### Exercise instructions
Your answer should be one number: how many lines of the data include the string "العرض"?

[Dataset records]
-- begin --
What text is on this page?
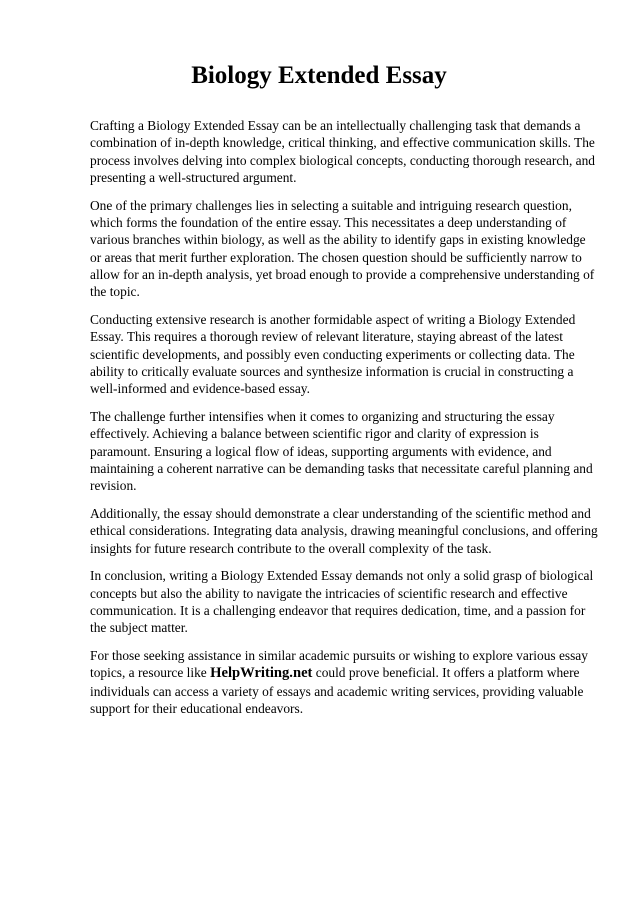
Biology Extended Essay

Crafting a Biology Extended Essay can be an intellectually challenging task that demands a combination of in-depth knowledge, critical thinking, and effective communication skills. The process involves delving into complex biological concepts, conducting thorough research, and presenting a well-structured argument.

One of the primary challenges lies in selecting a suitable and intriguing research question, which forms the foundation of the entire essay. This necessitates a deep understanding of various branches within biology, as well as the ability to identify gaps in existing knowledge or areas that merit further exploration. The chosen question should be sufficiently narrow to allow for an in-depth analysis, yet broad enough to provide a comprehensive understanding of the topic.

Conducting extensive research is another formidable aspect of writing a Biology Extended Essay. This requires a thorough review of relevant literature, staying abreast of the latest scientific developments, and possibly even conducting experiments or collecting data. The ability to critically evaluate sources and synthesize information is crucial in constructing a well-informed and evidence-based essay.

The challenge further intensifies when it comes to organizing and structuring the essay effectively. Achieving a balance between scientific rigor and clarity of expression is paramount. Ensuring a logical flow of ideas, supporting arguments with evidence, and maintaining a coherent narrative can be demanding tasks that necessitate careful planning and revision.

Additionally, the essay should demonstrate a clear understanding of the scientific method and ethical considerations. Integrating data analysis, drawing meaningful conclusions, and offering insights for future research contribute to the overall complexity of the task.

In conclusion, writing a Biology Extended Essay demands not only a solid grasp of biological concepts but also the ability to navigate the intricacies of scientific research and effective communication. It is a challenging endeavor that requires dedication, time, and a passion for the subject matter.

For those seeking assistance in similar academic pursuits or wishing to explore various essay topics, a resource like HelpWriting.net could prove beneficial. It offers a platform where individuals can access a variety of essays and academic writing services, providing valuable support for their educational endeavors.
-- end --
-- begin --
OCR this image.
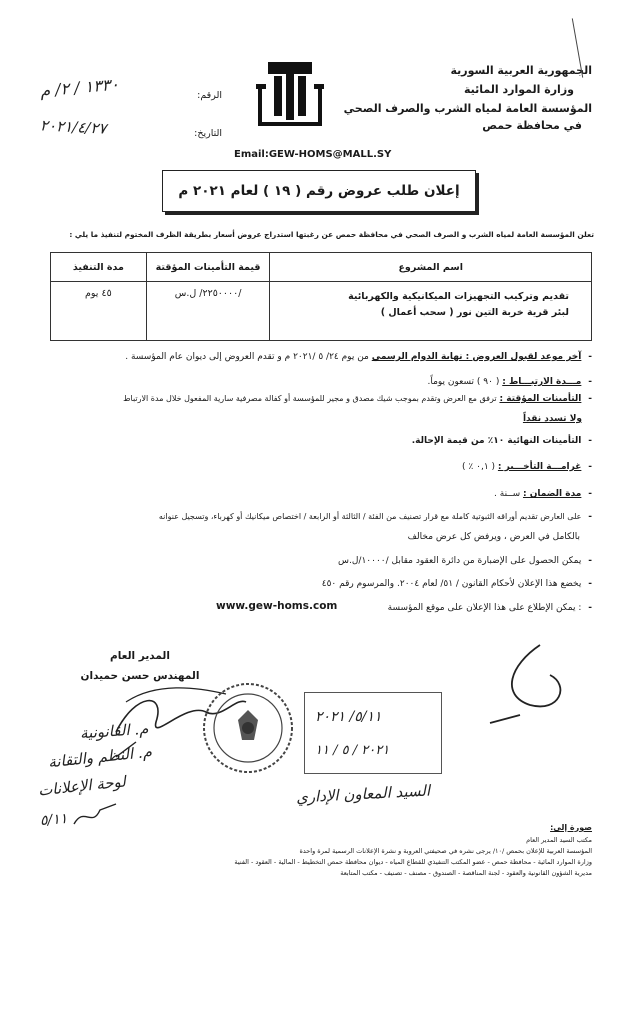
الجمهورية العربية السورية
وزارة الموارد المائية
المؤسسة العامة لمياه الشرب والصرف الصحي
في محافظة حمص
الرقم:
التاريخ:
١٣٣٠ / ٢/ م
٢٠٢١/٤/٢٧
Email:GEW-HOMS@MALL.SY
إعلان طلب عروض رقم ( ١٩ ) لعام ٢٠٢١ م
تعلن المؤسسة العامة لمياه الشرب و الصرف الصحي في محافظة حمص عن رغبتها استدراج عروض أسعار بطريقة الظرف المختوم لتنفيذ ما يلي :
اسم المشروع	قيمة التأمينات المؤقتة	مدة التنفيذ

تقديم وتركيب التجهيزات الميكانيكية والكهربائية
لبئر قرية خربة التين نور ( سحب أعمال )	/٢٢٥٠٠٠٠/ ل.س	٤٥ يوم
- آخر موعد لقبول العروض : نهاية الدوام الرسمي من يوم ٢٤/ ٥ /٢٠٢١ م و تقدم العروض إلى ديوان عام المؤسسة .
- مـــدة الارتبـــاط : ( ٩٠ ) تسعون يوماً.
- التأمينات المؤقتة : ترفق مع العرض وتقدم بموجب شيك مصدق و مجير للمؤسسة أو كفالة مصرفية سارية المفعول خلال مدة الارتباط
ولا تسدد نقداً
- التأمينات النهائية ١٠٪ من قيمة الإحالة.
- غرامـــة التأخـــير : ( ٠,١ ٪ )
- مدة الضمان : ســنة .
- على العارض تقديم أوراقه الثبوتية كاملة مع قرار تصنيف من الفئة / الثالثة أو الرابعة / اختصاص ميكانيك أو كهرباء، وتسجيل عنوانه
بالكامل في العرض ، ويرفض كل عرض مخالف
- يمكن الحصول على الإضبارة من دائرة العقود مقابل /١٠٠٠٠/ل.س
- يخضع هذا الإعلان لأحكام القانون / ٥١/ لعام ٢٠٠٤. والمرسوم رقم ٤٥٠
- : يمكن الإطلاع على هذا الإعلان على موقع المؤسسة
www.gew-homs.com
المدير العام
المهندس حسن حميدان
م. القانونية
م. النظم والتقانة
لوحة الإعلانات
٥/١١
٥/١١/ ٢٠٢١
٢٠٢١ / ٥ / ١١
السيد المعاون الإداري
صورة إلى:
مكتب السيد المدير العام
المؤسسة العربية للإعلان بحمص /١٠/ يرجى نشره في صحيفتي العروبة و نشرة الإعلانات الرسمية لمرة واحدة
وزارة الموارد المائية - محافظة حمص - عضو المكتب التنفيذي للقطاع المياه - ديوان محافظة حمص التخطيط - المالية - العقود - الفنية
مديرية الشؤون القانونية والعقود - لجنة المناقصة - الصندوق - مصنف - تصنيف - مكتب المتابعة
-- end --
### Reply to the exercise
2